• [Problem requirements]: Write out all the lines again, precisely as they stand, but without the images.
---- Data for this task
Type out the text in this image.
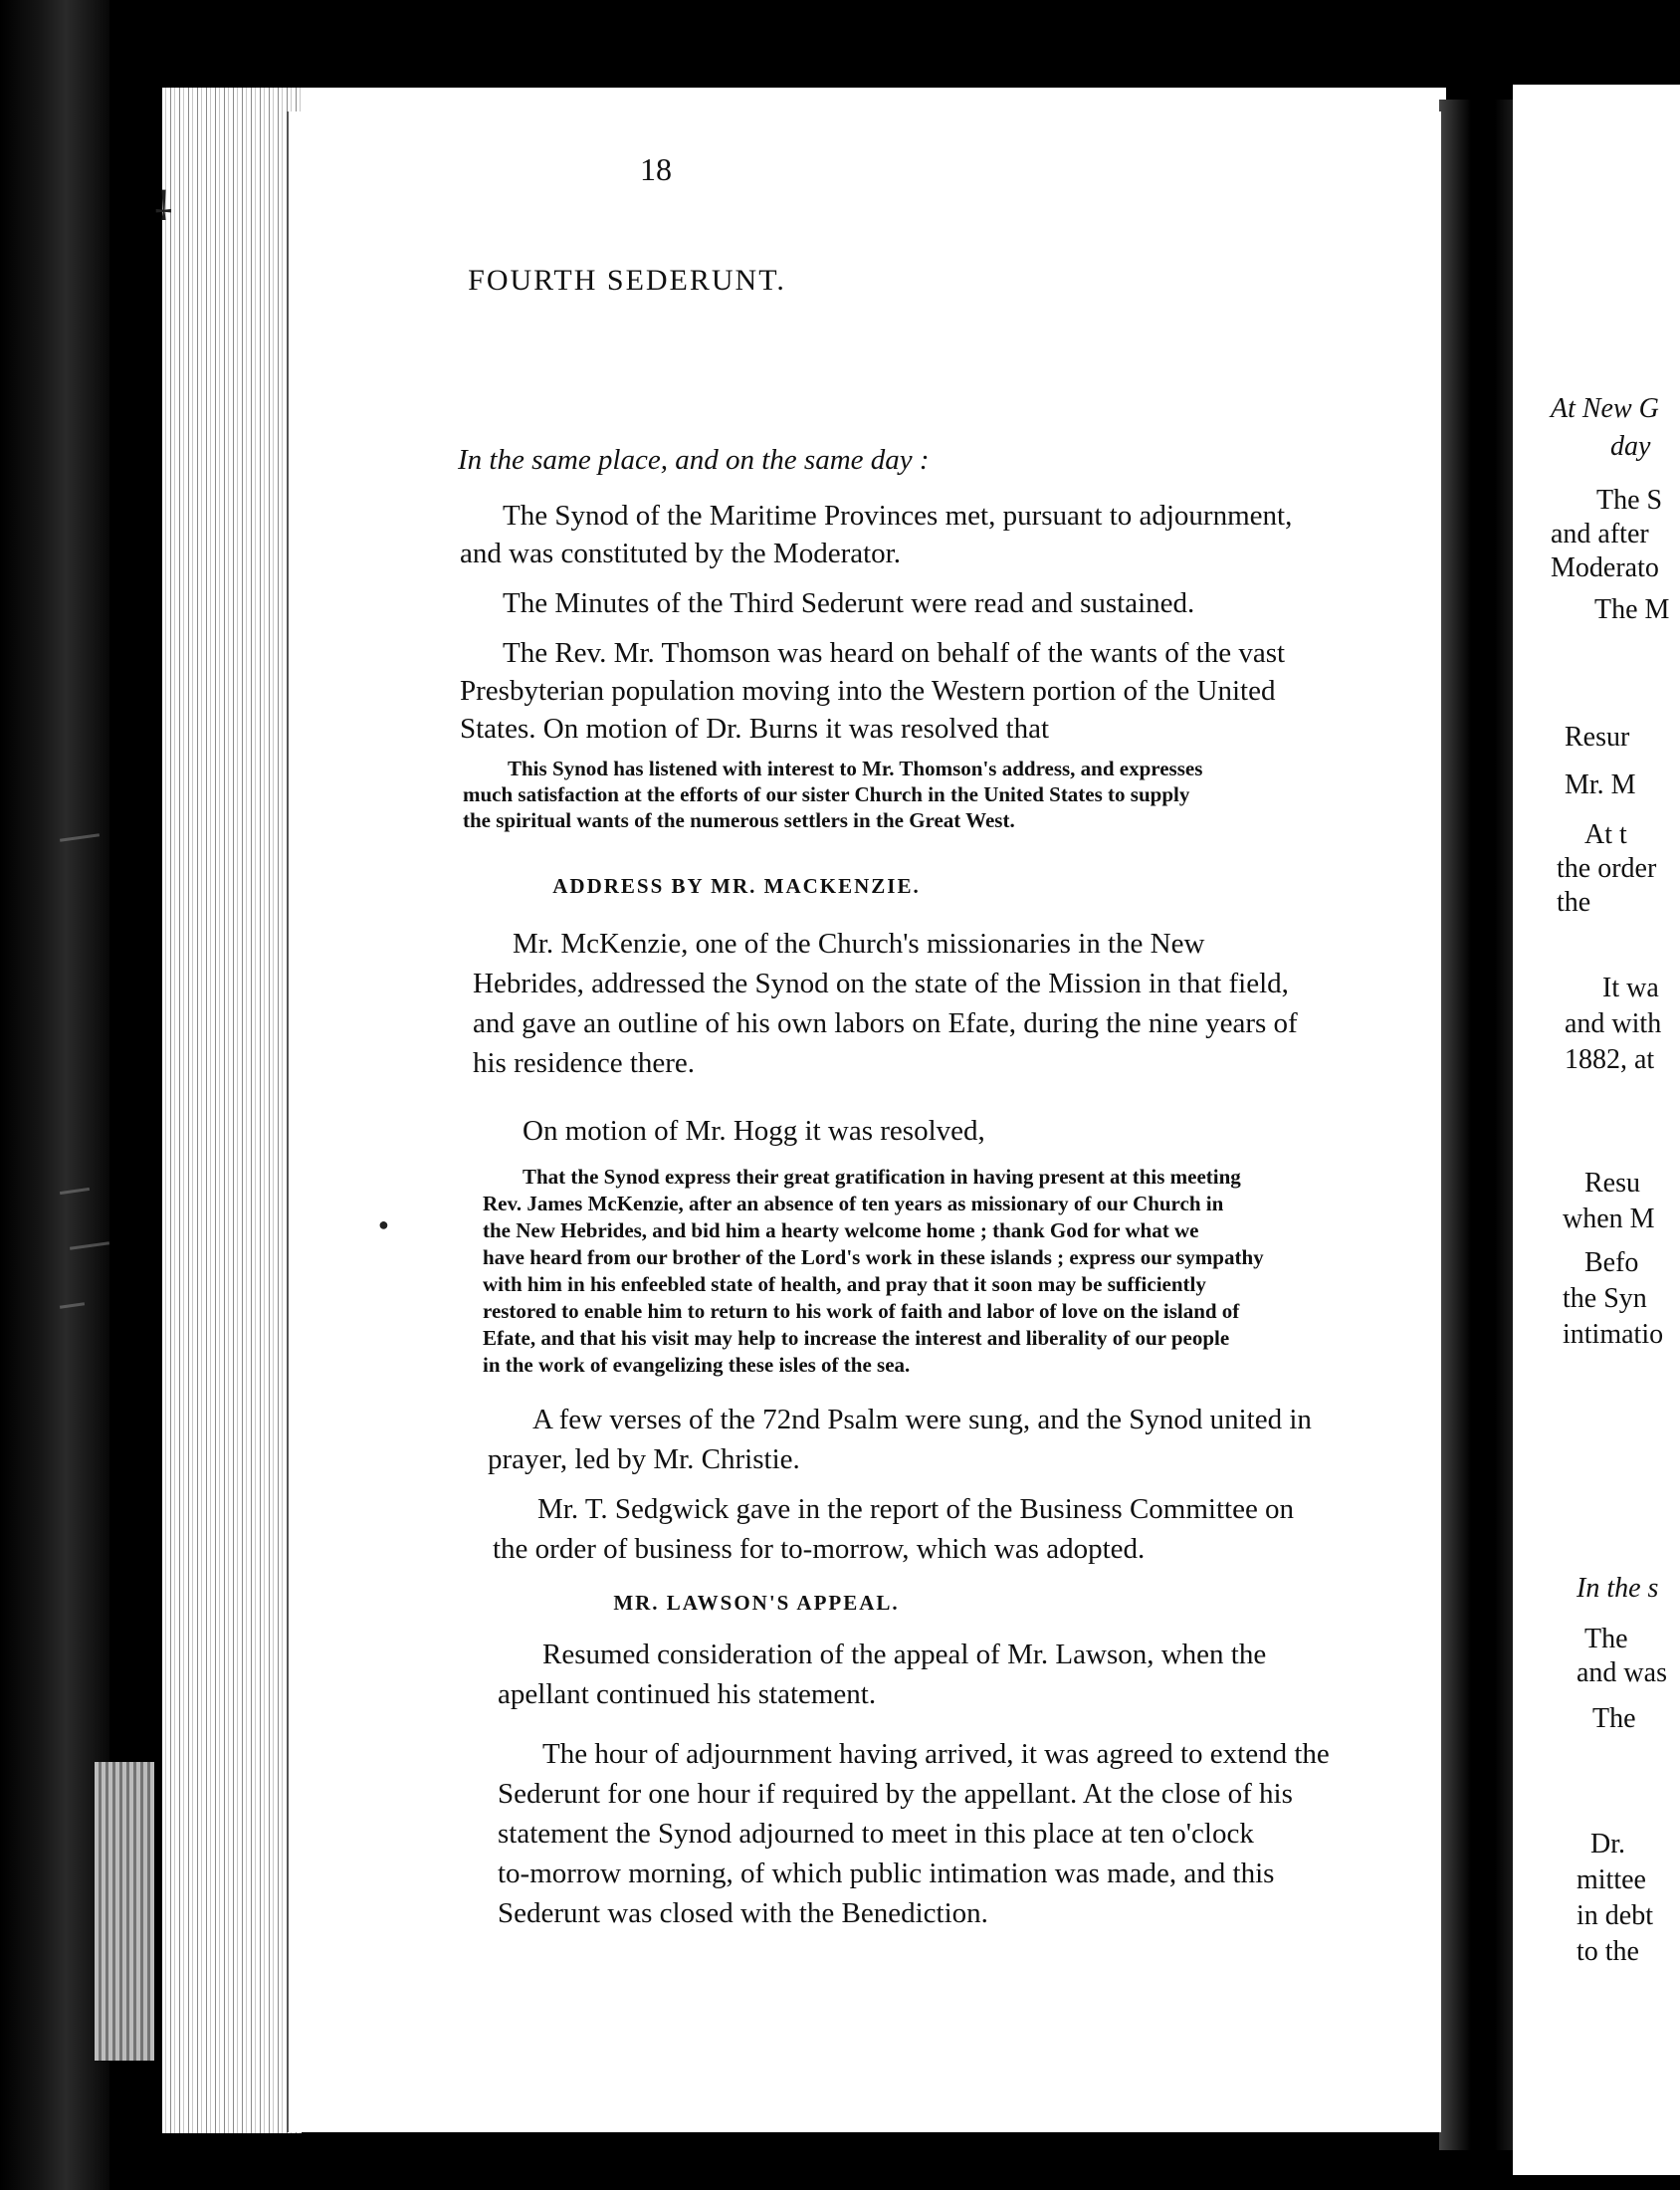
⸸
●
18
FOURTH SEDERUNT.
In the same place, and on the same day :
The Synod of the Maritime Provinces met, pursuant to adjournment,
and was constituted by the Moderator.
The Minutes of the Third Sederunt were read and sustained.
The Rev. Mr. Thomson was heard on behalf of the wants of the vast
Presbyterian population moving into the Western portion of the United
States. On motion of Dr. Burns it was resolved that
This Synod has listened with interest to Mr. Thomson's address, and expresses
much satisfaction at the efforts of our sister Church in the United States to supply
the spiritual wants of the numerous settlers in the Great West.
ADDRESS BY MR. MACKENZIE.
Mr. McKenzie, one of the Church's missionaries in the New
Hebrides, addressed the Synod on the state of the Mission in that field,
and gave an outline of his own labors on Efate, during the nine years of
his residence there.
On motion of Mr. Hogg it was resolved,
That the Synod express their great gratification in having present at this meeting
Rev. James McKenzie, after an absence of ten years as missionary of our Church in
the New Hebrides, and bid him a hearty welcome home ; thank God for what we
have heard from our brother of the Lord's work in these islands ; express our sympathy
with him in his enfeebled state of health, and pray that it soon may be sufficiently
restored to enable him to return to his work of faith and labor of love on the island of
Efate, and that his visit may help to increase the interest and liberality of our people
in the work of evangelizing these isles of the sea.
A few verses of the 72nd Psalm were sung, and the Synod united in
prayer, led by Mr. Christie.
Mr. T. Sedgwick gave in the report of the Business Committee on
the order of business for to-morrow, which was adopted.
MR. LAWSON'S APPEAL.
Resumed consideration of the appeal of Mr. Lawson, when the
apellant continued his statement.
The hour of adjournment having arrived, it was agreed to extend the
Sederunt for one hour if required by the appellant. At the close of his
statement the Synod adjourned to meet in this place at ten o'clock
to-morrow morning, of which public intimation was made, and this
Sederunt was closed with the Benediction.
At New G
day
The S
and after
Moderato
The M
Resur
Mr. M
At t
the order
the
It wa
and with
1882, at
Resu
when M
Befo
the Syn
intimatio
In the s
The
and was
The
Dr.
mittee
in debt
to the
--------
• [Full solution]:
Type out the text in this image.
⸸
●
18
FOURTH SEDERUNT.
In the same place, and on the same day :
The Synod of the Maritime Provinces met, pursuant to adjournment,
and was constituted by the Moderator.
The Minutes of the Third Sederunt were read and sustained.
The Rev. Mr. Thomson was heard on behalf of the wants of the vast
Presbyterian population moving into the Western portion of the United
States. On motion of Dr. Burns it was resolved that
This Synod has listened with interest to Mr. Thomson's address, and expresses
much satisfaction at the efforts of our sister Church in the United States to supply
the spiritual wants of the numerous settlers in the Great West.
ADDRESS BY MR. MACKENZIE.
Mr. McKenzie, one of the Church's missionaries in the New
Hebrides, addressed the Synod on the state of the Mission in that field,
and gave an outline of his own labors on Efate, during the nine years of
his residence there.
On motion of Mr. Hogg it was resolved,
That the Synod express their great gratification in having present at this meeting
Rev. James McKenzie, after an absence of ten years as missionary of our Church in
the New Hebrides, and bid him a hearty welcome home ; thank God for what we
have heard from our brother of the Lord's work in these islands ; express our sympathy
with him in his enfeebled state of health, and pray that it soon may be sufficiently
restored to enable him to return to his work of faith and labor of love on the island of
Efate, and that his visit may help to increase the interest and liberality of our people
in the work of evangelizing these isles of the sea.
A few verses of the 72nd Psalm were sung, and the Synod united in
prayer, led by Mr. Christie.
Mr. T. Sedgwick gave in the report of the Business Committee on
the order of business for to-morrow, which was adopted.
MR. LAWSON'S APPEAL.
Resumed consideration of the appeal of Mr. Lawson, when the
apellant continued his statement.
The hour of adjournment having arrived, it was agreed to extend the
Sederunt for one hour if required by the appellant. At the close of his
statement the Synod adjourned to meet in this place at ten o'clock
to-morrow morning, of which public intimation was made, and this
Sederunt was closed with the Benediction.
At New G
day
The S
and after
Moderato
The M
Resur
Mr. M
At t
the order
the
It wa
and with
1882, at
Resu
when M
Befo
the Syn
intimatio
In the s
The
and was
The
Dr.
mittee
in debt
to the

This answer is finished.